##### DATASET #####

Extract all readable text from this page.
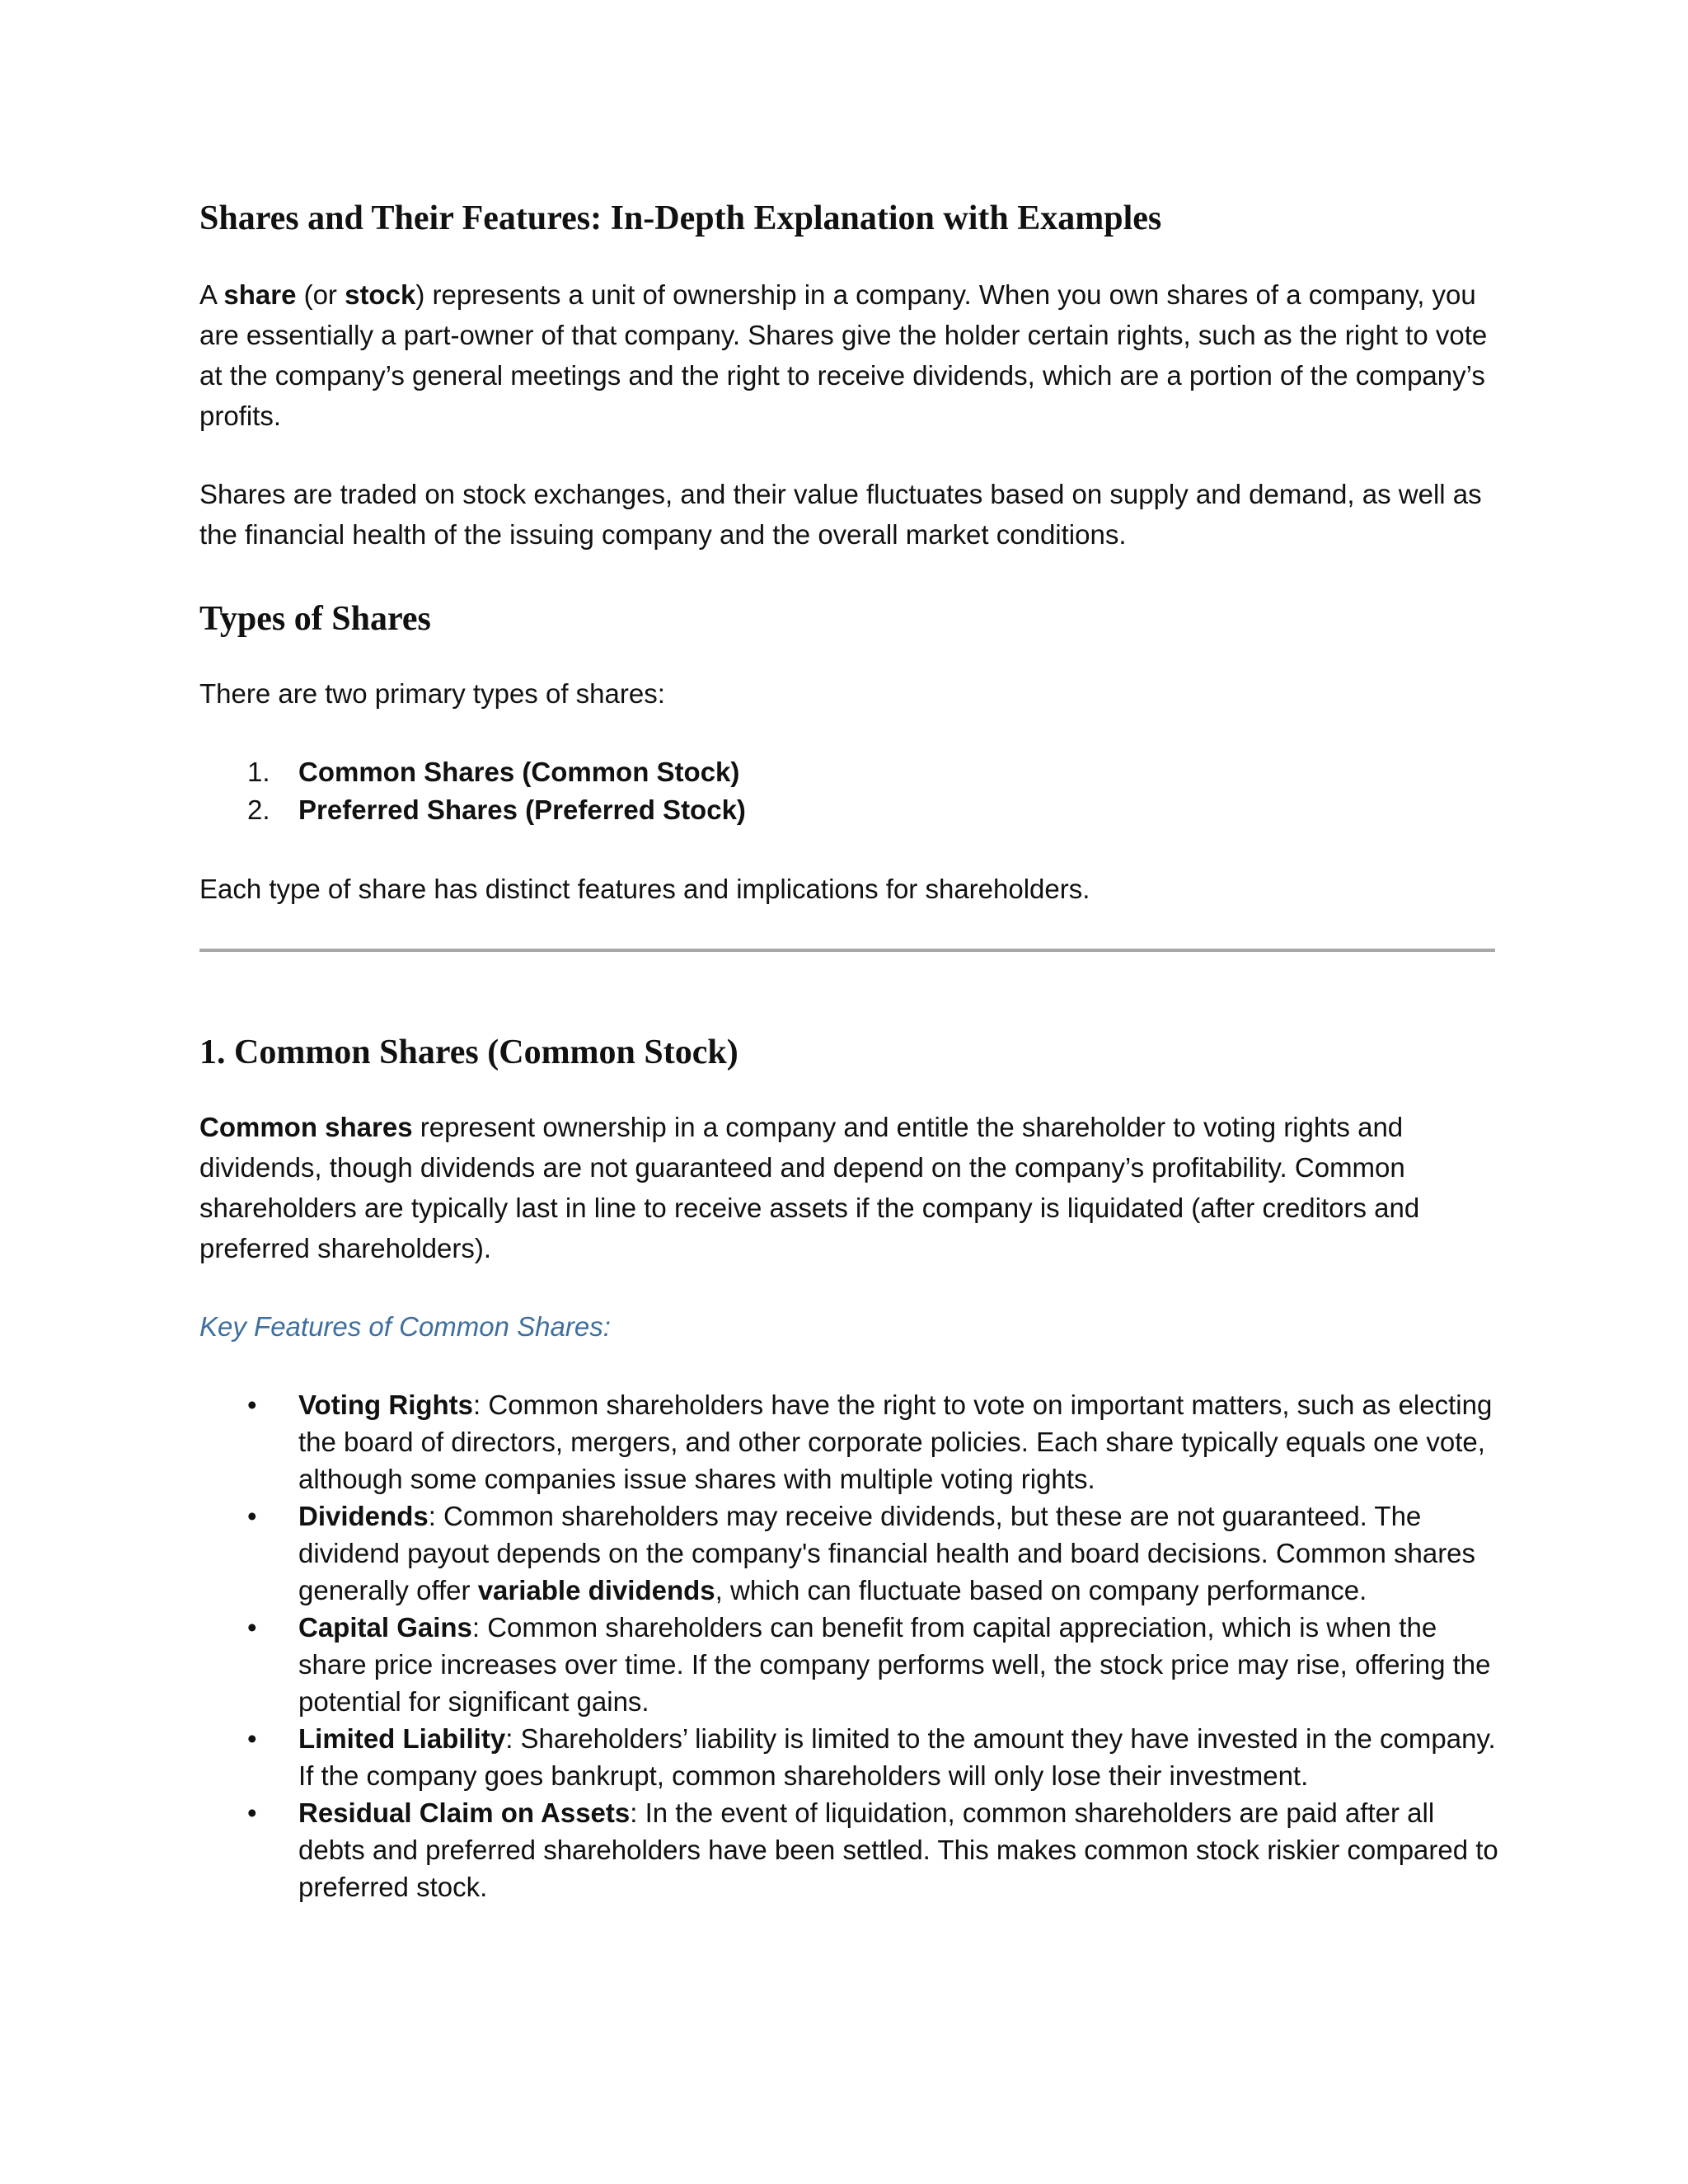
Shares and Their Features: In-Depth Explanation with Examples

A share (or stock) represents a unit of ownership in a company. When you own shares of a company, you are essentially a part-owner of that company. Shares give the holder certain rights, such as the right to vote at the company’s general meetings and the right to receive dividends, which are a portion of the company’s profits.

Shares are traded on stock exchanges, and their value fluctuates based on supply and demand, as well as the financial health of the issuing company and the overall market conditions.

Types of Shares

There are two primary types of shares:

1. Common Shares (Common Stock)
2. Preferred Shares (Preferred Stock)

Each type of share has distinct features and implications for shareholders.

1. Common Shares (Common Stock)

Common shares represent ownership in a company and entitle the shareholder to voting rights and dividends, though dividends are not guaranteed and depend on the company’s profitability. Common shareholders are typically last in line to receive assets if the company is liquidated (after creditors and preferred shareholders).

Key Features of Common Shares:

• Voting Rights: Common shareholders have the right to vote on important matters, such as electing the board of directors, mergers, and other corporate policies. Each share typically equals one vote, although some companies issue shares with multiple voting rights.
• Dividends: Common shareholders may receive dividends, but these are not guaranteed. The dividend payout depends on the company's financial health and board decisions. Common shares generally offer variable dividends, which can fluctuate based on company performance.
• Capital Gains: Common shareholders can benefit from capital appreciation, which is when the share price increases over time. If the company performs well, the stock price may rise, offering the potential for significant gains.
• Limited Liability: Shareholders’ liability is limited to the amount they have invested in the company. If the company goes bankrupt, common shareholders will only lose their investment.
• Residual Claim on Assets: In the event of liquidation, common shareholders are paid after all debts and preferred shareholders have been settled. This makes common stock riskier compared to preferred stock.
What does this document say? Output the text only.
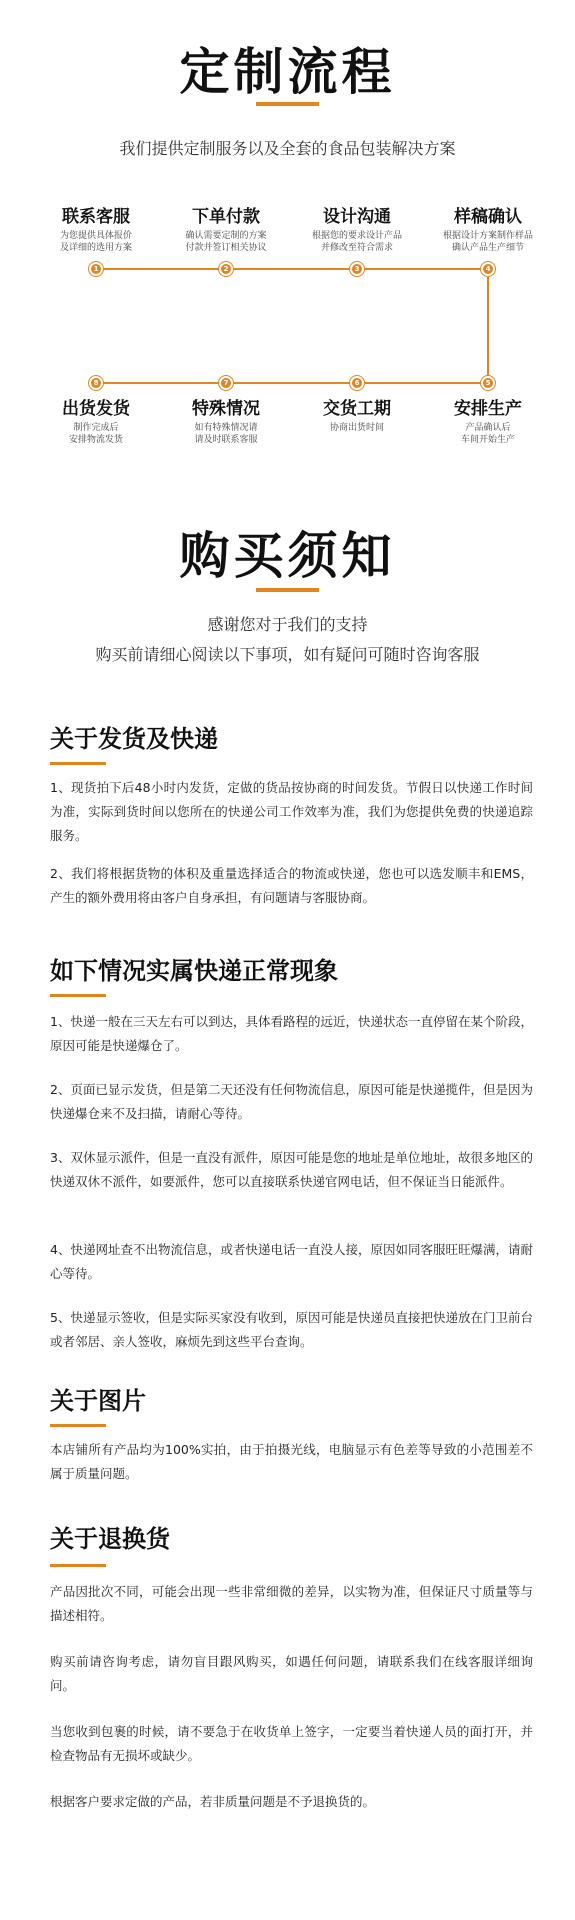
定制流程
我们提供定制服务以及全套的食品包装解决方案
联系客服
为您提供具体报价
及详细的选用方案
下单付款
确认需要定制的方案
付款并签订相关协议
设计沟通
根据您的要求设计产品
并修改至符合需求
样稿确认
根据设计方案制作样品
确认产品生产细节
1	2	3	4
8	7	6	5
出货发货
制作完成后
安排物流发货
特殊情况
如有特殊情况请
请及时联系客服
交货工期
协商出货时间
安排生产
产品确认后
车间开始生产
购买须知
感谢您对于我们的支持
购买前请细心阅读以下事项，如有疑问可随时咨询客服
关于发货及快递
1、现货拍下后48小时内发货，定做的货品按协商的时间发货。节假日以快递工作时间为准，实际到货时间以您所在的快递公司工作效率为准，我们为您提供免费的快递追踪服务。
2、我们将根据货物的体积及重量选择适合的物流或快递，您也可以选发顺丰和EMS，产生的额外费用将由客户自身承担，有问题请与客服协商。
如下情况实属快递正常现象
1、快递一般在三天左右可以到达，具体看路程的远近，快递状态一直停留在某个阶段，原因可能是快递爆仓了。
2、页面已显示发货，但是第二天还没有任何物流信息，原因可能是快递揽件，但是因为快递爆仓来不及扫描，请耐心等待。
3、双休显示派件，但是一直没有派件，原因可能是您的地址是单位地址，故很多地区的快递双休不派件，如要派件，您可以直接联系快递官网电话，但不保证当日能派件。
4、快递网址查不出物流信息，或者快递电话一直没人接，原因如同客服旺旺爆满，请耐心等待。
5、快递显示签收，但是实际买家没有收到，原因可能是快递员直接把快递放在门卫前台或者邻居、亲人签收，麻烦先到这些平台查询。
关于图片
本店铺所有产品均为100%实拍，由于拍摄光线，电脑显示有色差等导致的小范围差不属于质量问题。
关于退换货
产品因批次不同，可能会出现一些非常细微的差异，以实物为准，但保证尺寸质量等与描述相符。
购买前请咨询考虑，请勿盲目跟风购买，如遇任何问题，请联系我们在线客服详细询问。
当您收到包裹的时候，请不要急于在收货单上签字，一定要当着快递人员的面打开，并检查物品有无损坏或缺少。
根据客户要求定做的产品，若非质量问题是不予退换货的。
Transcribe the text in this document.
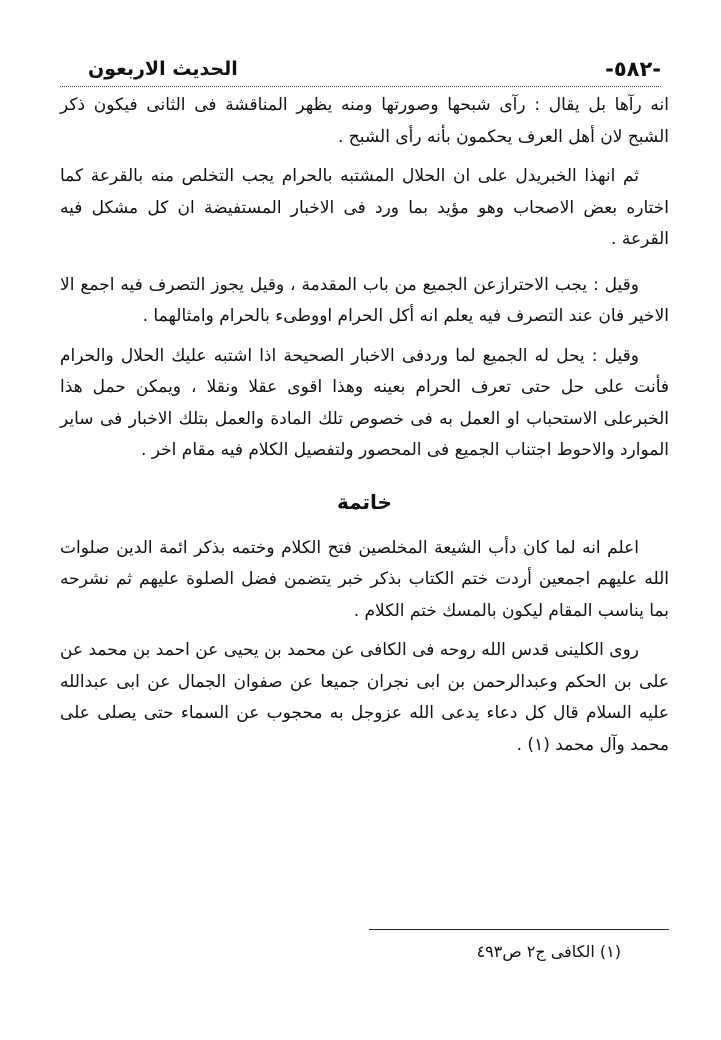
-٥٨٢-
الحديث الاربعون

انه رآها بل يقال : رآى شبحها وصورتها ومنه يظهر المناقشة فى الثانى فيكون ذكر الشبح لان أهل العرف يحكمون بأنه رأى الشبح .

ثم انهذا الخبريدل على ان الحلال المشتبه بالحرام يجب التخلص منه بالقرعة كما اختاره بعض الاصحاب وهو مؤيد بما ورد فى الاخبار المستفيضة ان كل مشكل فيه القرعة .

وقيل : يجب الاحترازعن الجميع من باب المقدمة ، وقيل يجوز التصرف فيه اجمع الا الاخير فان عند التصرف فيه يعلم انه أكل الحرام اووطىء بالحرام وامثالهما .

وقيل : يحل له الجميع لما وردفى الاخبار الصحيحة اذا اشتبه عليك الحلال والحرام فأنت على حل حتى تعرف الحرام بعينه وهذا اقوى عقلا ونقلا ، ويمكن حمل هذا الخبرعلى الاستحباب او العمل به فى خصوص تلك المادة والعمل بتلك الاخبار فى ساير الموارد والاحوط اجتناب الجميع فى المحصور ولتفصيل الكلام فيه مقام اخر .

خاتمة

اعلم انه لما كان دأب الشيعة المخلصين فتح الكلام وختمه بذكر ائمة الدين صلوات الله عليهم اجمعين أردت ختم الكتاب بذكر خبر يتضمن فضل الصلوة عليهم ثم نشرحه بما يناسب المقام ليكون بالمسك ختم الكلام .

روى الكلينى قدس الله روحه فى الكافى عن محمد بن يحيى عن احمد بن محمد عن على بن الحكم وعبدالرحمن بن ابى نجران جميعا عن صفوان الجمال عن ابى عبدالله عليه السلام قال كل دعاء يدعى الله عزوجل به محجوب عن السماء حتى يصلى على محمد وآل محمد (١) .

(١) الكافى ج٢ ص٤٩٣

#####

Skipping the pictures, transcribe each line above exactly as it appears.

_COMPLETED EXERCISE:_
Extract all readable text from this page.
Shares and Their Features: In-Depth Explanation with Examples

A share (or stock) represents a unit of ownership in a company. When you own shares of a company, you are essentially a part-owner of that company. Shares give the holder certain rights, such as the right to vote at the company’s general meetings and the right to receive dividends, which are a portion of the company’s profits.

Shares are traded on stock exchanges, and their value fluctuates based on supply and demand, as well as the financial health of the issuing company and the overall market conditions.

Types of Shares

There are two primary types of shares:

1. Common Shares (Common Stock)
2. Preferred Shares (Preferred Stock)

Each type of share has distinct features and implications for shareholders.

1. Common Shares (Common Stock)

Common shares represent ownership in a company and entitle the shareholder to voting rights and dividends, though dividends are not guaranteed and depend on the company’s profitability. Common shareholders are typically last in line to receive assets if the company is liquidated (after creditors and preferred shareholders).

Key Features of Common Shares:

• Voting Rights: Common shareholders have the right to vote on important matters, such as electing the board of directors, mergers, and other corporate policies. Each share typically equals one vote, although some companies issue shares with multiple voting rights.
• Dividends: Common shareholders may receive dividends, but these are not guaranteed. The dividend payout depends on the company's financial health and board decisions. Common shares generally offer variable dividends, which can fluctuate based on company performance.
• Capital Gains: Common shareholders can benefit from capital appreciation, which is when the share price increases over time. If the company performs well, the stock price may rise, offering the potential for significant gains.
• Limited Liability: Shareholders’ liability is limited to the amount they have invested in the company. If the company goes bankrupt, common shareholders will only lose their investment.
• Residual Claim on Assets: In the event of liquidation, common shareholders are paid after all debts and preferred shareholders have been settled. This makes common stock riskier compared to preferred stock.
What does this document say? Output the text only.
定制流程
我们提供定制服务以及全套的食品包装解决方案
联系客服
为您提供具体报价
及详细的选用方案
下单付款
确认需要定制的方案
付款并签订相关协议
设计沟通
根据您的要求设计产品
并修改至符合需求
样稿确认
根据设计方案制作样品
确认产品生产细节
1	2	3	4
8	7	6	5
出货发货
制作完成后
安排物流发货
特殊情况
如有特殊情况请
请及时联系客服
交货工期
协商出货时间
安排生产
产品确认后
车间开始生产
购买须知
感谢您对于我们的支持
购买前请细心阅读以下事项，如有疑问可随时咨询客服
关于发货及快递
1、现货拍下后48小时内发货，定做的货品按协商的时间发货。节假日以快递工作时间为准，实际到货时间以您所在的快递公司工作效率为准，我们为您提供免费的快递追踪服务。
2、我们将根据货物的体积及重量选择适合的物流或快递，您也可以选发顺丰和EMS，产生的额外费用将由客户自身承担，有问题请与客服协商。
如下情况实属快递正常现象
1、快递一般在三天左右可以到达，具体看路程的远近，快递状态一直停留在某个阶段，原因可能是快递爆仓了。
2、页面已显示发货，但是第二天还没有任何物流信息，原因可能是快递揽件，但是因为快递爆仓来不及扫描，请耐心等待。
3、双休显示派件，但是一直没有派件，原因可能是您的地址是单位地址，故很多地区的快递双休不派件，如要派件，您可以直接联系快递官网电话，但不保证当日能派件。
4、快递网址查不出物流信息，或者快递电话一直没人接，原因如同客服旺旺爆满，请耐心等待。
5、快递显示签收，但是实际买家没有收到，原因可能是快递员直接把快递放在门卫前台或者邻居、亲人签收，麻烦先到这些平台查询。
关于图片
本店铺所有产品均为100%实拍，由于拍摄光线，电脑显示有色差等导致的小范围差不属于质量问题。
关于退换货
产品因批次不同，可能会出现一些非常细微的差异，以实物为准，但保证尺寸质量等与描述相符。
购买前请咨询考虑，请勿盲目跟风购买，如遇任何问题，请联系我们在线客服详细询问。
当您收到包裹的时候，请不要急于在收货单上签字，一定要当着快递人员的面打开，并检查物品有无损坏或缺少。
根据客户要求定做的产品，若非质量问题是不予退换货的。
Transcribe the text in this document.
-٥٨٢-
الحديث الاربعون

انه رآها بل يقال : رآى شبحها وصورتها ومنه يظهر المناقشة فى الثانى فيكون ذكر الشبح لان أهل العرف يحكمون بأنه رأى الشبح .

ثم انهذا الخبريدل على ان الحلال المشتبه بالحرام يجب التخلص منه بالقرعة كما اختاره بعض الاصحاب وهو مؤيد بما ورد فى الاخبار المستفيضة ان كل مشكل فيه القرعة .

وقيل : يجب الاحترازعن الجميع من باب المقدمة ، وقيل يجوز التصرف فيه اجمع الا الاخير فان عند التصرف فيه يعلم انه أكل الحرام اووطىء بالحرام وامثالهما .

وقيل : يحل له الجميع لما وردفى الاخبار الصحيحة اذا اشتبه عليك الحلال والحرام فأنت على حل حتى تعرف الحرام بعينه وهذا اقوى عقلا ونقلا ، ويمكن حمل هذا الخبرعلى الاستحباب او العمل به فى خصوص تلك المادة والعمل بتلك الاخبار فى ساير الموارد والاحوط اجتناب الجميع فى المحصور ولتفصيل الكلام فيه مقام اخر .

خاتمة

اعلم انه لما كان دأب الشيعة المخلصين فتح الكلام وختمه بذكر ائمة الدين صلوات الله عليهم اجمعين أردت ختم الكتاب بذكر خبر يتضمن فضل الصلوة عليهم ثم نشرحه بما يناسب المقام ليكون بالمسك ختم الكلام .

روى الكلينى قدس الله روحه فى الكافى عن محمد بن يحيى عن احمد بن محمد عن على بن الحكم وعبدالرحمن بن ابى نجران جميعا عن صفوان الجمال عن ابى عبدالله عليه السلام قال كل دعاء يدعى الله عزوجل به محجوب عن السماء حتى يصلى على محمد وآل محمد (١) .

(١) الكافى ج٢ ص٤٩٣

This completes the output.